WHAT YOU NEED TO DO
Each entry here needs to be set down again exactly, please; pictures are left out.

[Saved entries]
'''
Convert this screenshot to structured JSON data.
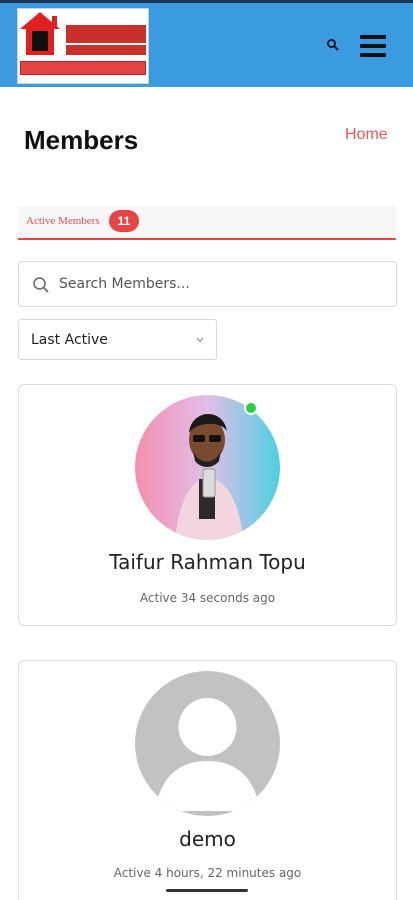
{
  "header": {
    "logo_alt": "site logo",
    "search_icon": "search-icon",
    "menu_icon": "hamburger-menu-icon"
  },
  "page": {
    "title": "Members",
    "home_link": "Home"
  },
  "tabs": {
    "active_label": "Active Members",
    "active_count": "11"
  },
  "search": {
    "placeholder": "Search Members..."
  },
  "sort": {
    "selected": "Last Active"
  },
  "members": [
    {
      "name": "Taifur Rahman Topu",
      "last_active": "Active 34 seconds ago",
      "online": true
    },
    {
      "name": "demo",
      "last_active": "Active 4 hours, 22 minutes ago",
      "online": false
    }
  ],
  "colors": {
    "header_bg": "#3a9be0",
    "accent": "#e64545",
    "online": "#2ecc40"
  }
}
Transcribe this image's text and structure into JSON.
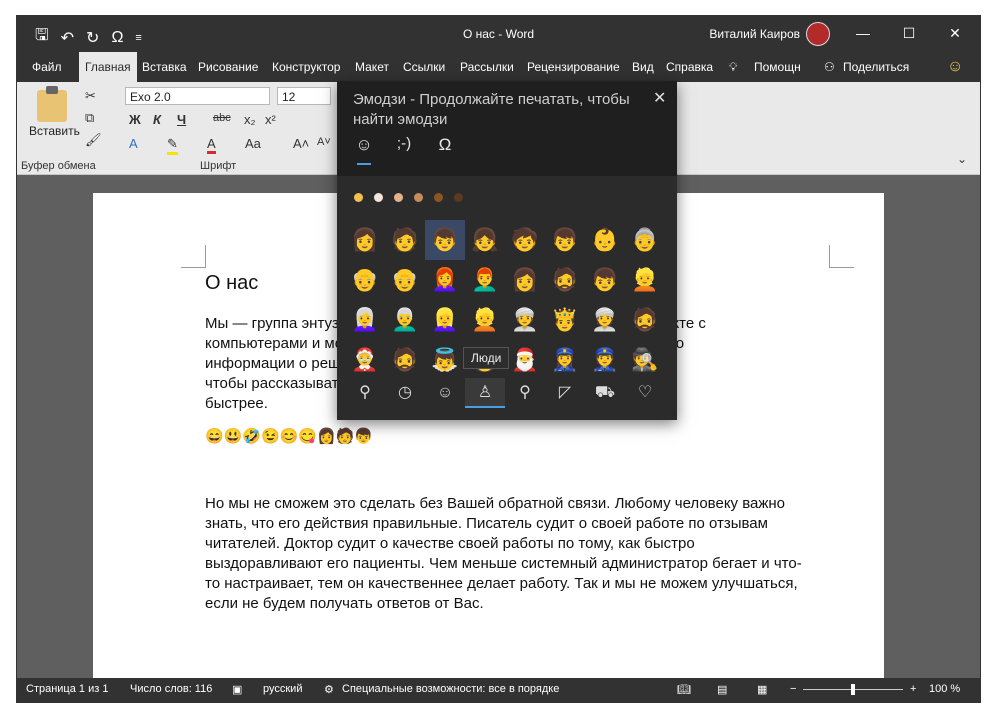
'''
EXERCISE RESULT
Convert this screenshot to structured JSON data.
{
  "header": {
    "logo_alt": "site logo",
    "search_icon": "search-icon",
    "menu_icon": "hamburger-menu-icon"
  },
  "page": {
    "title": "Members",
    "home_link": "Home"
  },
  "tabs": {
    "active_label": "Active Members",
    "active_count": "11"
  },
  "search": {
    "placeholder": "Search Members..."
  },
  "sort": {
    "selected": "Last Active"
  },
  "members": [
    {
      "name": "Taifur Rahman Topu",
      "last_active": "Active 34 seconds ago",
      "online": true
    },
    {
      "name": "demo",
      "last_active": "Active 4 hours, 22 minutes ago",
      "online": false
    }
  ],
  "colors": {
    "header_bg": "#3a9be0",
    "accent": "#e64545",
    "online": "#2ecc40"
  }
}
Transcribe this image's text and structure into JSON.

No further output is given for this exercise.